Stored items
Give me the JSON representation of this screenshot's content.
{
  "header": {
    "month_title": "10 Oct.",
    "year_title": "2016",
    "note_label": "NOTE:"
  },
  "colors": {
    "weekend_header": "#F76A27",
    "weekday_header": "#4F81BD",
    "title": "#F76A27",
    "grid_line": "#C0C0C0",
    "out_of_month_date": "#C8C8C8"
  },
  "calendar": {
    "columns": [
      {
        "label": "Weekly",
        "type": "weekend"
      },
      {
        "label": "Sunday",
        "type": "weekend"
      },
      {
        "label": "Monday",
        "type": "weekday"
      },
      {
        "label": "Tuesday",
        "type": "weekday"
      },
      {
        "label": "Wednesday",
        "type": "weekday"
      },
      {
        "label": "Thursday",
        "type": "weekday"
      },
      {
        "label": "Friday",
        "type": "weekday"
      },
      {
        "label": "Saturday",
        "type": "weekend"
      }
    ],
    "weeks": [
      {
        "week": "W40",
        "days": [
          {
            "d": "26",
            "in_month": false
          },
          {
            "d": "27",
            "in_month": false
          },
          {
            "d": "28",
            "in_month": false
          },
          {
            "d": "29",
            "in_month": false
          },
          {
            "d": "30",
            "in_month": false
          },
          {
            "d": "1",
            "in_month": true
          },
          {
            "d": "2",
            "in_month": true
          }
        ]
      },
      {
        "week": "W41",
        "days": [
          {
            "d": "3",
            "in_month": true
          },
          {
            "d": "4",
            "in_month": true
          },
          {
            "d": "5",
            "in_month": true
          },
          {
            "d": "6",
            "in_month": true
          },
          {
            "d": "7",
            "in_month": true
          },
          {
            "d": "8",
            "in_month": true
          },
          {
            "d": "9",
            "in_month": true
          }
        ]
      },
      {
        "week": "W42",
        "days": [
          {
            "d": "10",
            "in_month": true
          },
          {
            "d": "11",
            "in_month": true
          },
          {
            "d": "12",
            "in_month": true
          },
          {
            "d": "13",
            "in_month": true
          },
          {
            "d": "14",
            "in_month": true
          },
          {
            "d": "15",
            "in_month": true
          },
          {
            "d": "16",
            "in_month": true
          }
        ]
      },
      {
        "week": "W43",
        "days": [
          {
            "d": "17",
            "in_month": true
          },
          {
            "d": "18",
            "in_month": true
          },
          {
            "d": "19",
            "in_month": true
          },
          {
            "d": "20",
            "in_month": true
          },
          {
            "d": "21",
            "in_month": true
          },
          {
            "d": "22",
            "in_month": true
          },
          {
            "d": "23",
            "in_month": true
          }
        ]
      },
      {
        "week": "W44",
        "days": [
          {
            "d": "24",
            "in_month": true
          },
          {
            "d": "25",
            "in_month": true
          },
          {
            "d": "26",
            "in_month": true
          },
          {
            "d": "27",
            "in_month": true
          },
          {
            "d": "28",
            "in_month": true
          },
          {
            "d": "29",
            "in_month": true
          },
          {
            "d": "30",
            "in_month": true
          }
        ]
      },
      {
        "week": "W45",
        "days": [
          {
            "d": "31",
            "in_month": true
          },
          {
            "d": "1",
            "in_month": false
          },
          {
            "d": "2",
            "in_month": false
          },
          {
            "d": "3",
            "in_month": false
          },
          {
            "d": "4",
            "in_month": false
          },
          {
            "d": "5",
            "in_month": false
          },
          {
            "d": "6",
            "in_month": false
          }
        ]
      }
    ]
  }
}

- _Problem description_
Retype each record exactly, leaving nothing out.

- _Completed exercise_
Give me the JSON representation of this screenshot's content.
{
  "header": {
    "month_title": "10 Oct.",
    "year_title": "2016",
    "note_label": "NOTE:"
  },
  "colors": {
    "weekend_header": "#F76A27",
    "weekday_header": "#4F81BD",
    "title": "#F76A27",
    "grid_line": "#C0C0C0",
    "out_of_month_date": "#C8C8C8"
  },
  "calendar": {
    "columns": [
      {
        "label": "Weekly",
        "type": "weekend"
      },
      {
        "label": "Sunday",
        "type": "weekend"
      },
      {
        "label": "Monday",
        "type": "weekday"
      },
      {
        "label": "Tuesday",
        "type": "weekday"
      },
      {
        "label": "Wednesday",
        "type": "weekday"
      },
      {
        "label": "Thursday",
        "type": "weekday"
      },
      {
        "label": "Friday",
        "type": "weekday"
      },
      {
        "label": "Saturday",
        "type": "weekend"
      }
    ],
    "weeks": [
      {
        "week": "W40",
        "days": [
          {
            "d": "26",
            "in_month": false
          },
          {
            "d": "27",
            "in_month": false
          },
          {
            "d": "28",
            "in_month": false
          },
          {
            "d": "29",
            "in_month": false
          },
          {
            "d": "30",
            "in_month": false
          },
          {
            "d": "1",
            "in_month": true
          },
          {
            "d": "2",
            "in_month": true
          }
        ]
      },
      {
        "week": "W41",
        "days": [
          {
            "d": "3",
            "in_month": true
          },
          {
            "d": "4",
            "in_month": true
          },
          {
            "d": "5",
            "in_month": true
          },
          {
            "d": "6",
            "in_month": true
          },
          {
            "d": "7",
            "in_month": true
          },
          {
            "d": "8",
            "in_month": true
          },
          {
            "d": "9",
            "in_month": true
          }
        ]
      },
      {
        "week": "W42",
        "days": [
          {
            "d": "10",
            "in_month": true
          },
          {
            "d": "11",
            "in_month": true
          },
          {
            "d": "12",
            "in_month": true
          },
          {
            "d": "13",
            "in_month": true
          },
          {
            "d": "14",
            "in_month": true
          },
          {
            "d": "15",
            "in_month": true
          },
          {
            "d": "16",
            "in_month": true
          }
        ]
      },
      {
        "week": "W43",
        "days": [
          {
            "d": "17",
            "in_month": true
          },
          {
            "d": "18",
            "in_month": true
          },
          {
            "d": "19",
            "in_month": true
          },
          {
            "d": "20",
            "in_month": true
          },
          {
            "d": "21",
            "in_month": true
          },
          {
            "d": "22",
            "in_month": true
          },
          {
            "d": "23",
            "in_month": true
          }
        ]
      },
      {
        "week": "W44",
        "days": [
          {
            "d": "24",
            "in_month": true
          },
          {
            "d": "25",
            "in_month": true
          },
          {
            "d": "26",
            "in_month": true
          },
          {
            "d": "27",
            "in_month": true
          },
          {
            "d": "28",
            "in_month": true
          },
          {
            "d": "29",
            "in_month": true
          },
          {
            "d": "30",
            "in_month": true
          }
        ]
      },
      {
        "week": "W45",
        "days": [
          {
            "d": "31",
            "in_month": true
          },
          {
            "d": "1",
            "in_month": false
          },
          {
            "d": "2",
            "in_month": false
          },
          {
            "d": "3",
            "in_month": false
          },
          {
            "d": "4",
            "in_month": false
          },
          {
            "d": "5",
            "in_month": false
          },
          {
            "d": "6",
            "in_month": false
          }
        ]
      }
    ]
  }
}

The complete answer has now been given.